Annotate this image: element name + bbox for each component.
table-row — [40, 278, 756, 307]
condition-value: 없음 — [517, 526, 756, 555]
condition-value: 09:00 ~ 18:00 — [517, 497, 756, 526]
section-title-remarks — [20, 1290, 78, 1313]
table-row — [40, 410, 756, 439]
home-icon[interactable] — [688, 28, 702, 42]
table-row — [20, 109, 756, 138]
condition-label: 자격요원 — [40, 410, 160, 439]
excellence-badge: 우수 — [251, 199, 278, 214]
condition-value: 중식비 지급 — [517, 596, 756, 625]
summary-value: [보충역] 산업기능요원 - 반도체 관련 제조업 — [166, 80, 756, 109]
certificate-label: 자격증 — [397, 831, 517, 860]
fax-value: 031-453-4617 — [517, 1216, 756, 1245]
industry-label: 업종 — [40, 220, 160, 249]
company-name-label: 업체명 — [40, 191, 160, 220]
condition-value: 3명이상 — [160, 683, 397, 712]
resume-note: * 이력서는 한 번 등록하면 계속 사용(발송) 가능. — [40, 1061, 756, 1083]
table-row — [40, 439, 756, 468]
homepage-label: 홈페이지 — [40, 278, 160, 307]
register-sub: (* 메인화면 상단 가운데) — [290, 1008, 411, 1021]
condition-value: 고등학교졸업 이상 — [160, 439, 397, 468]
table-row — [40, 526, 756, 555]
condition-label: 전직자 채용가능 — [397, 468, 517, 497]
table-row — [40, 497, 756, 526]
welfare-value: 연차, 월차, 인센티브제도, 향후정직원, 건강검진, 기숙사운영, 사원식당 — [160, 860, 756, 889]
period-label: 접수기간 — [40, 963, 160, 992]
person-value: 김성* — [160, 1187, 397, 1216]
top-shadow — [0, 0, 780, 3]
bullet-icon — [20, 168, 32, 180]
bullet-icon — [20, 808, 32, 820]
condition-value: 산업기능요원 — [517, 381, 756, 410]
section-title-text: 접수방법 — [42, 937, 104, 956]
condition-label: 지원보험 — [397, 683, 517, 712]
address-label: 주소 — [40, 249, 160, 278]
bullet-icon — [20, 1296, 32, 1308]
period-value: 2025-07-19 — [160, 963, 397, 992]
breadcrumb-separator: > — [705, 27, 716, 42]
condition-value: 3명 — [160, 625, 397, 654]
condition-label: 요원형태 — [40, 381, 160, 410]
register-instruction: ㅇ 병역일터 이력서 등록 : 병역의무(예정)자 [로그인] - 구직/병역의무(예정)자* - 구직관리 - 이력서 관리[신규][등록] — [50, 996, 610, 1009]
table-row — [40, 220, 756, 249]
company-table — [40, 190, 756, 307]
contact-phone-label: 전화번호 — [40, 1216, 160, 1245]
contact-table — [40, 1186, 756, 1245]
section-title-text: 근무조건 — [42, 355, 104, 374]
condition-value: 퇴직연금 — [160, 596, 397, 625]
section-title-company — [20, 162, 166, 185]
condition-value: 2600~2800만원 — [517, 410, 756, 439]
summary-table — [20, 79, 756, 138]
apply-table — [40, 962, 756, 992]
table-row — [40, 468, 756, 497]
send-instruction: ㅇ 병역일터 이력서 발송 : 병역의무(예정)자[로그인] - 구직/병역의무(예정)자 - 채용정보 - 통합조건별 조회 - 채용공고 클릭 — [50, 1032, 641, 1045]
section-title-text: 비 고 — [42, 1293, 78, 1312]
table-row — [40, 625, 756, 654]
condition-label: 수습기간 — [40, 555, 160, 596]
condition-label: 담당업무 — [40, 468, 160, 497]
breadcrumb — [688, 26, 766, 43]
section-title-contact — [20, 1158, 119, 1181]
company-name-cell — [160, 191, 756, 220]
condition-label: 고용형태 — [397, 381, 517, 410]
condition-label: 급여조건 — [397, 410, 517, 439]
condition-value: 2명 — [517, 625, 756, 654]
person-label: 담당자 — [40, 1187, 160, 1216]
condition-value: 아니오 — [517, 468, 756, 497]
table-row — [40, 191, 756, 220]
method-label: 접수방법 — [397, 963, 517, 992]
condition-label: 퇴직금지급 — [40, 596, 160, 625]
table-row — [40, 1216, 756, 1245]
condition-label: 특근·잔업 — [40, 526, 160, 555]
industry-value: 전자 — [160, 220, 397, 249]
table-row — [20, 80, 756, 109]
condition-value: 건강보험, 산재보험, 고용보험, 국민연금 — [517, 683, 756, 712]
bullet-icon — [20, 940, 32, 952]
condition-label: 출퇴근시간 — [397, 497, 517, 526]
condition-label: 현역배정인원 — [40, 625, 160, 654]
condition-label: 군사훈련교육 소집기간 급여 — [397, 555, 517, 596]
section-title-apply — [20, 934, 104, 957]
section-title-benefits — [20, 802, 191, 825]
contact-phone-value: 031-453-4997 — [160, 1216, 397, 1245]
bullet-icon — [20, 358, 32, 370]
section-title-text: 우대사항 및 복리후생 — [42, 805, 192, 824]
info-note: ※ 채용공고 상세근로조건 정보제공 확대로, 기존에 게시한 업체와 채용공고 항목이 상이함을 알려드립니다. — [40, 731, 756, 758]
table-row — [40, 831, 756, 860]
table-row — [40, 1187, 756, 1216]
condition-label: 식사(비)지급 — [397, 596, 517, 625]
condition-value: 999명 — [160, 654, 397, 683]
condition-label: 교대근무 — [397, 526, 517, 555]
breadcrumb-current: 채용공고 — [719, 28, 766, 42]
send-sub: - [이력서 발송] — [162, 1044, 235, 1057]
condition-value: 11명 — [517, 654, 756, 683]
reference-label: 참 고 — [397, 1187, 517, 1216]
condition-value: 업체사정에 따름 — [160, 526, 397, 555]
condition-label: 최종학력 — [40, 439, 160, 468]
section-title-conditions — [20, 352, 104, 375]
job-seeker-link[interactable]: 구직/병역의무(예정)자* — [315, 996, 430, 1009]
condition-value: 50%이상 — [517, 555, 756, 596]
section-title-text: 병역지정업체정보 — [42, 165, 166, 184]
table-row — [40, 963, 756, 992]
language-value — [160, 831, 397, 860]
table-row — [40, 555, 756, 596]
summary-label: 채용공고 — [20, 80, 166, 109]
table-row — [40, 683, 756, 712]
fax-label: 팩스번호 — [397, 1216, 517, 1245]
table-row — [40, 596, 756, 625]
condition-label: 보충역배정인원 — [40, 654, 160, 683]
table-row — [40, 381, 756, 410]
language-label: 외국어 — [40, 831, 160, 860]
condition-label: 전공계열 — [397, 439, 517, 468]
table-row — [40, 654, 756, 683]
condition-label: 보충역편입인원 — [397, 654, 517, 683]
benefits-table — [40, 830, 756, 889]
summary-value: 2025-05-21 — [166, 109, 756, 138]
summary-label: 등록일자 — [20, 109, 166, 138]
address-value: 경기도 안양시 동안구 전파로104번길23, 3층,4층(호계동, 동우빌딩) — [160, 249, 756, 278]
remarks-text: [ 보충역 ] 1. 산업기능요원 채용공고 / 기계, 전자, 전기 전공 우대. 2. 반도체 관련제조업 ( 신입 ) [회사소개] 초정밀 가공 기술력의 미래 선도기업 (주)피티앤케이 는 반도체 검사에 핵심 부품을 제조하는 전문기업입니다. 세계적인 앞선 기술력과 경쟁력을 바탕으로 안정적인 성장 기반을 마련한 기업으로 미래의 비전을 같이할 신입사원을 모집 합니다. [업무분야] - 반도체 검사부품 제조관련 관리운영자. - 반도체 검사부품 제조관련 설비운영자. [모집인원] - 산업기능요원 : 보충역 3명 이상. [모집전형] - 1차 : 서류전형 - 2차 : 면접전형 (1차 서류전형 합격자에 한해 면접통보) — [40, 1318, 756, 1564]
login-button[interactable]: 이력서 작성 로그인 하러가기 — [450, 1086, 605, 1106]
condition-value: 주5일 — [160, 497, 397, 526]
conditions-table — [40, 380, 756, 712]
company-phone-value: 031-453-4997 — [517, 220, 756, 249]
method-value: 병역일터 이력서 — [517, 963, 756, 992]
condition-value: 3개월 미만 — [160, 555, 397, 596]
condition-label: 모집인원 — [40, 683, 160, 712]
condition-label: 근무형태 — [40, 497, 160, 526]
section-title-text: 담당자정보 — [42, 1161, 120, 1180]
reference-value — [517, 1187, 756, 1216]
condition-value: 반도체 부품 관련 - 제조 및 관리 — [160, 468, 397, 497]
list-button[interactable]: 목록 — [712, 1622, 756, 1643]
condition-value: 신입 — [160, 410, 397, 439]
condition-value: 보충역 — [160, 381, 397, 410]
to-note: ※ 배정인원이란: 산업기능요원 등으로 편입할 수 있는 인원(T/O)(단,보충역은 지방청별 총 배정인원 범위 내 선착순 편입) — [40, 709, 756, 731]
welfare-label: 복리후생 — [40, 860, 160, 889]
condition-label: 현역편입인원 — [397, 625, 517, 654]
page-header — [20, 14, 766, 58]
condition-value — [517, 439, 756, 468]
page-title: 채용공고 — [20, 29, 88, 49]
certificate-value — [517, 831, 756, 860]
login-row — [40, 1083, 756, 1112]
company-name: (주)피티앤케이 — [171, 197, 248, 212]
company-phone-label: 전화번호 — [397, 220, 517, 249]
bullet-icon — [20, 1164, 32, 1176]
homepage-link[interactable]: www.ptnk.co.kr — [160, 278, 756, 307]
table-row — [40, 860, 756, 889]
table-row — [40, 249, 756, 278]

Task requirements>
Starting at the top of the data and stopping after the line that contains "table-row — [20, 109, 756, 138]", render those lines as a Markdown table with the columns Row and Line. Number each line in Row and skip any blank lines.

Worked answer>
| Row | Line |
|---|---|
| 1 | Annotate this image: element name + bbox for each component. |
| 2 | table-row — [40, 278, 756, 307] |
| 3 | condition-value: 없음 — [517, 526, 756, 555] |
| 4 | condition-value: 09:00 ~ 18:00 — [517, 497, 756, 526] |
| 5 | section-title-remarks — [20, 1290, 78, 1313] |
| 6 | table-row — [40, 410, 756, 439] |
| 7 | home-icon[interactable] — [688, 28, 702, 42] |
| 8 | table-row — [20, 109, 756, 138] |